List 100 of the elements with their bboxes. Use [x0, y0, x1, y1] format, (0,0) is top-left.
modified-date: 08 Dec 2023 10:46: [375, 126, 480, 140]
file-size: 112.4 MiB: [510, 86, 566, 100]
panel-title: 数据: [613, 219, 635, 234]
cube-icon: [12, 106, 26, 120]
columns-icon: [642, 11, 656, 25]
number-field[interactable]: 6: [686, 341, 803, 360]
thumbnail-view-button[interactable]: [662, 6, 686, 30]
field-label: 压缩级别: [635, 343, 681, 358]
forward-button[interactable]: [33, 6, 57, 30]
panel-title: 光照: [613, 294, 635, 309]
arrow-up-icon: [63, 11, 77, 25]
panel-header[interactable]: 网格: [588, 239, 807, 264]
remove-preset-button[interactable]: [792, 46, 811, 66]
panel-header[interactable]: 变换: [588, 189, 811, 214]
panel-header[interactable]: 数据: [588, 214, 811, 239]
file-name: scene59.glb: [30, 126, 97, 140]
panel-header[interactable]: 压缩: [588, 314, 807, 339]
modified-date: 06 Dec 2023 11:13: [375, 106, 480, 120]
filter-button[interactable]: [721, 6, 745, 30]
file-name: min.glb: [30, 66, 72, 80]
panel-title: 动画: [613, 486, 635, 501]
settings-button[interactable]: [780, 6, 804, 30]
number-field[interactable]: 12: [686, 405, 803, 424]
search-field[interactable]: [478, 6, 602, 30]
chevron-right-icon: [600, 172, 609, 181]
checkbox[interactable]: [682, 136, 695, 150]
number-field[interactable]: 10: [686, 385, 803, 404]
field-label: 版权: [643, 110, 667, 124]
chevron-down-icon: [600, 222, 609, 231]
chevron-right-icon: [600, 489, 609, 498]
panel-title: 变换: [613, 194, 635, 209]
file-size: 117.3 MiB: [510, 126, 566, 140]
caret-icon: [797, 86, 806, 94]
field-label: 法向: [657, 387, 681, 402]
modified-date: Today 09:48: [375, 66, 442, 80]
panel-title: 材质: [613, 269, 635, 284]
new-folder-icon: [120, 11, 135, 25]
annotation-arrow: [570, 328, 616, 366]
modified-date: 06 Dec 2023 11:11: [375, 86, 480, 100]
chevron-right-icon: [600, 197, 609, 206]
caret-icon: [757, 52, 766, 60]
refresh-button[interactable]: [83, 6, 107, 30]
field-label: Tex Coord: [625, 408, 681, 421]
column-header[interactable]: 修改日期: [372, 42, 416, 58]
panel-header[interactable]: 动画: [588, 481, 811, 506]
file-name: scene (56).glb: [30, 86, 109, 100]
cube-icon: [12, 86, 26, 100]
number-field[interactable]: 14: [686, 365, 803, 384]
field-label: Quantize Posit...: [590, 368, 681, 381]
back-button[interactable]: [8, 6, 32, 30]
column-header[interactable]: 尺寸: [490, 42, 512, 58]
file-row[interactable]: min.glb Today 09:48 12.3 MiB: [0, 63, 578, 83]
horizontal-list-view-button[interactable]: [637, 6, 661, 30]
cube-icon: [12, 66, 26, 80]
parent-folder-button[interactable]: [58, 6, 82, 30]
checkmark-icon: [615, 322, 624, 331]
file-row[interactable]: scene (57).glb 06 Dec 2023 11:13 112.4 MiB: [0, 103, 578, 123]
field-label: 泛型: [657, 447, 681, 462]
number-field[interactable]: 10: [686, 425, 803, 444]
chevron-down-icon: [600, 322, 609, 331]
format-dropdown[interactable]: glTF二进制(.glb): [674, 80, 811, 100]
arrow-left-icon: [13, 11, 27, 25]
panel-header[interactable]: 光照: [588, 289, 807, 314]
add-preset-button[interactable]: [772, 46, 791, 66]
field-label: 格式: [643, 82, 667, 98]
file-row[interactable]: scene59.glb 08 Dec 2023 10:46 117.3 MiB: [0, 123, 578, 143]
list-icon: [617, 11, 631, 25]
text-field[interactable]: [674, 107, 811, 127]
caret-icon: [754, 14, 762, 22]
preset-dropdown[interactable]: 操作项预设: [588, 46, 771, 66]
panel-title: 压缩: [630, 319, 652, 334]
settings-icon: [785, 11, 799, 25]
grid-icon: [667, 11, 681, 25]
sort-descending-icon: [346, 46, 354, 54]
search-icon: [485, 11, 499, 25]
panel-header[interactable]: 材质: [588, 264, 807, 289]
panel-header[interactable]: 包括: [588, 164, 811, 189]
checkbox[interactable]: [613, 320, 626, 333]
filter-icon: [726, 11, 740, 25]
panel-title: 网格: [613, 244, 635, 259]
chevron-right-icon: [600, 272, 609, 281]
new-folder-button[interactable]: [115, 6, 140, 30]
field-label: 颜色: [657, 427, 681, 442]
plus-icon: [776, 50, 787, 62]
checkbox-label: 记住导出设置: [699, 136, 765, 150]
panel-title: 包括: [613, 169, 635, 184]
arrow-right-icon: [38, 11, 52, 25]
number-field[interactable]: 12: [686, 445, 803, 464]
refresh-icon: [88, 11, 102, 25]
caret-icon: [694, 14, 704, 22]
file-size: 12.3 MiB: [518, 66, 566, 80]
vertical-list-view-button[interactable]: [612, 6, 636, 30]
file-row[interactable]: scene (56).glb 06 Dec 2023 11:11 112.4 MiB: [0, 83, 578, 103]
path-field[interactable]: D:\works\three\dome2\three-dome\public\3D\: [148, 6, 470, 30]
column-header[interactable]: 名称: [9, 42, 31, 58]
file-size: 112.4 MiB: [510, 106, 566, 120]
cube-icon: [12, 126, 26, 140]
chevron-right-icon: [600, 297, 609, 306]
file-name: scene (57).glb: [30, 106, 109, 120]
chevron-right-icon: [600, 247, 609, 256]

[REQUIRED TASK] Output the full listing above as a Markdown table with the columns Row and Line, numbering each row and omitting blank lines.

[WRITTEN RESPONSE]
| Row | Line |
|---|---|
| 1 | List 100 of the elements with their bboxes. Use [x0, y0, x1, y1] format, (0,0) is top-left. |
| 2 | modified-date: 08 Dec 2023 10:46: [375, 126, 480, 140] |
| 3 | file-size: 112.4 MiB: [510, 86, 566, 100] |
| 4 | panel-title: 数据: [613, 219, 635, 234] |
| 5 | cube-icon: [12, 106, 26, 120] |
| 6 | columns-icon: [642, 11, 656, 25] |
| 7 | number-field[interactable]: 6: [686, 341, 803, 360] |
| 8 | thumbnail-view-button[interactable]: [662, 6, 686, 30] |
| 9 | field-label: 压缩级别: [635, 343, 681, 358] |
| 10 | forward-button[interactable]: [33, 6, 57, 30] |
| 11 | panel-title: 光照: [613, 294, 635, 309] |
| 12 | arrow-up-icon: [63, 11, 77, 25] |
| 13 | panel-header[interactable]: 网格: [588, 239, 807, 264] |
| 14 | remove-preset-button[interactable]: [792, 46, 811, 66] |
| 15 | panel-header[interactable]: 变换: [588, 189, 811, 214] |
| 16 | panel-header[interactable]: 数据: [588, 214, 811, 239] |
| 17 | file-name: scene59.glb: [30, 126, 97, 140] |
| 18 | panel-header[interactable]: 压缩: [588, 314, 807, 339] |
| 19 | modified-date: 06 Dec 2023 11:13: [375, 106, 480, 120] |
| 20 | filter-button[interactable]: [721, 6, 745, 30] |
| 21 | file-name: min.glb: [30, 66, 72, 80] |
| 22 | panel-title: 动画: [613, 486, 635, 501] |
| 23 | settings-button[interactable]: [780, 6, 804, 30] |
| 24 | number-field[interactable]: 12: [686, 405, 803, 424] |
| 25 | search-field[interactable]: [478, 6, 602, 30] |
| 26 | chevron-right-icon: [600, 172, 609, 181] |
| 27 | checkbox[interactable]: [682, 136, 695, 150] |
| 28 | number-field[interactable]: 10: [686, 385, 803, 404] |
| 29 | field-label: 版权: [643, 110, 667, 124] |
| 30 | chevron-down-icon: [600, 222, 609, 231] |
| 31 | chevron-right-icon: [600, 489, 609, 498] |
| 32 | panel-title: 变换: [613, 194, 635, 209] |
| 33 | file-size: 117.3 MiB: [510, 126, 566, 140] |
| 34 | caret-icon: [797, 86, 806, 94] |
| 35 | field-label: 法向: [657, 387, 681, 402] |
| 36 | modified-date: Today 09:48: [375, 66, 442, 80] |
| 37 | panel-title: 材质: [613, 269, 635, 284] |
| 38 | new-folder-icon: [120, 11, 135, 25] |
| 39 | annotation-arrow: [570, 328, 616, 366] |
| 40 | modified-date: 06 Dec 2023 11:11: [375, 86, 480, 100] |
| 41 | chevron-right-icon: [600, 197, 609, 206] |
| 42 | caret-icon: [757, 52, 766, 60] |
| 43 | refresh-button[interactable]: [83, 6, 107, 30] |
| 44 | field-label: Tex Coord: [625, 408, 681, 421] |
| 45 | column-header[interactable]: 修改日期: [372, 42, 416, 58] |
| 46 | panel-header[interactable]: 动画: [588, 481, 811, 506] |
| 47 | file-name: scene (56).glb: [30, 86, 109, 100] |
| 48 | cube-icon: [12, 86, 26, 100] |
| 49 | number-field[interactable]: 14: [686, 365, 803, 384] |
| 50 | field-label: Quantize Posit...: [590, 368, 681, 381] |
| 51 | back-button[interactable]: [8, 6, 32, 30] |
| 52 | column-header[interactable]: 尺寸: [490, 42, 512, 58] |
| 53 | file-row[interactable]: min.glb Today 09:48 12.3 MiB: [0, 63, 578, 83] |
| 54 | horizontal-list-view-button[interactable]: [637, 6, 661, 30] |
| 55 | cube-icon: [12, 66, 26, 80] |
| 56 | parent-folder-button[interactable]: [58, 6, 82, 30] |
| 57 | checkmark-icon: [615, 322, 624, 331] |
| 58 | file-row[interactable]: scene (57).glb 06 Dec 2023 11:13 112.4 MiB: [0, 103, 578, 123] |
| 59 | field-label: 泛型: [657, 447, 681, 462] |
| 60 | number-field[interactable]: 10: [686, 425, 803, 444] |
| 61 | chevron-down-icon: [600, 322, 609, 331] |
| 62 | format-dropdown[interactable]: glTF二进制(.glb): [674, 80, 811, 100] |
| 63 | arrow-left-icon: [13, 11, 27, 25] |
| 64 | panel-header[interactable]: 光照: [588, 289, 807, 314] |
| 65 | add-preset-button[interactable]: [772, 46, 791, 66] |
| 66 | field-label: 格式: [643, 82, 667, 98] |
| 67 | file-row[interactable]: scene59.glb 08 Dec 2023 10:46 117.3 MiB: [0, 123, 578, 143] |
| 68 | list-icon: [617, 11, 631, 25] |
| 69 | text-field[interactable]: [674, 107, 811, 127] |
| 70 | caret-icon: [754, 14, 762, 22] |
| 71 | preset-dropdown[interactable]: 操作项预设: [588, 46, 771, 66] |
| 72 | panel-title: 压缩: [630, 319, 652, 334] |
| 73 | settings-icon: [785, 11, 799, 25] |
| 74 | grid-icon: [667, 11, 681, 25] |
| 75 | sort-descending-icon: [346, 46, 354, 54] |
| 76 | search-icon: [485, 11, 499, 25] |
| 77 | panel-header[interactable]: 材质: [588, 264, 807, 289] |
| 78 | panel-header[interactable]: 包括: [588, 164, 811, 189] |
| 79 | checkbox[interactable]: [613, 320, 626, 333] |
| 80 | filter-icon: [726, 11, 740, 25] |
| 81 | panel-title: 网格: [613, 244, 635, 259] |
| 82 | chevron-right-icon: [600, 272, 609, 281] |
| 83 | new-folder-button[interactable]: [115, 6, 140, 30] |
| 84 | field-label: 颜色: [657, 427, 681, 442] |
| 85 | plus-icon: [776, 50, 787, 62] |
| 86 | checkbox-label: 记住导出设置: [699, 136, 765, 150] |
| 87 | panel-title: 包括: [613, 169, 635, 184] |
| 88 | arrow-right-icon: [38, 11, 52, 25] |
| 89 | number-field[interactable]: 12: [686, 445, 803, 464] |
| 90 | refresh-icon: [88, 11, 102, 25] |
| 91 | caret-icon: [694, 14, 704, 22] |
| 92 | file-size: 12.3 MiB: [518, 66, 566, 80] |
| 93 | vertical-list-view-button[interactable]: [612, 6, 636, 30] |
| 94 | file-row[interactable]: scene (56).glb 06 Dec 2023 11:11 112.4 MiB: [0, 83, 578, 103] |
| 95 | path-field[interactable]: D:\works\three\dome2\three-dome\public\3D\: [148, 6, 470, 30] |
| 96 | column-header[interactable]: 名称: [9, 42, 31, 58] |
| 97 | file-size: 112.4 MiB: [510, 106, 566, 120] |
| 98 | cube-icon: [12, 126, 26, 140] |
| 99 | chevron-right-icon: [600, 297, 609, 306] |
| 100 | file-name: scene (57).glb: [30, 106, 109, 120] |
| 101 | chevron-right-icon: [600, 247, 609, 256] |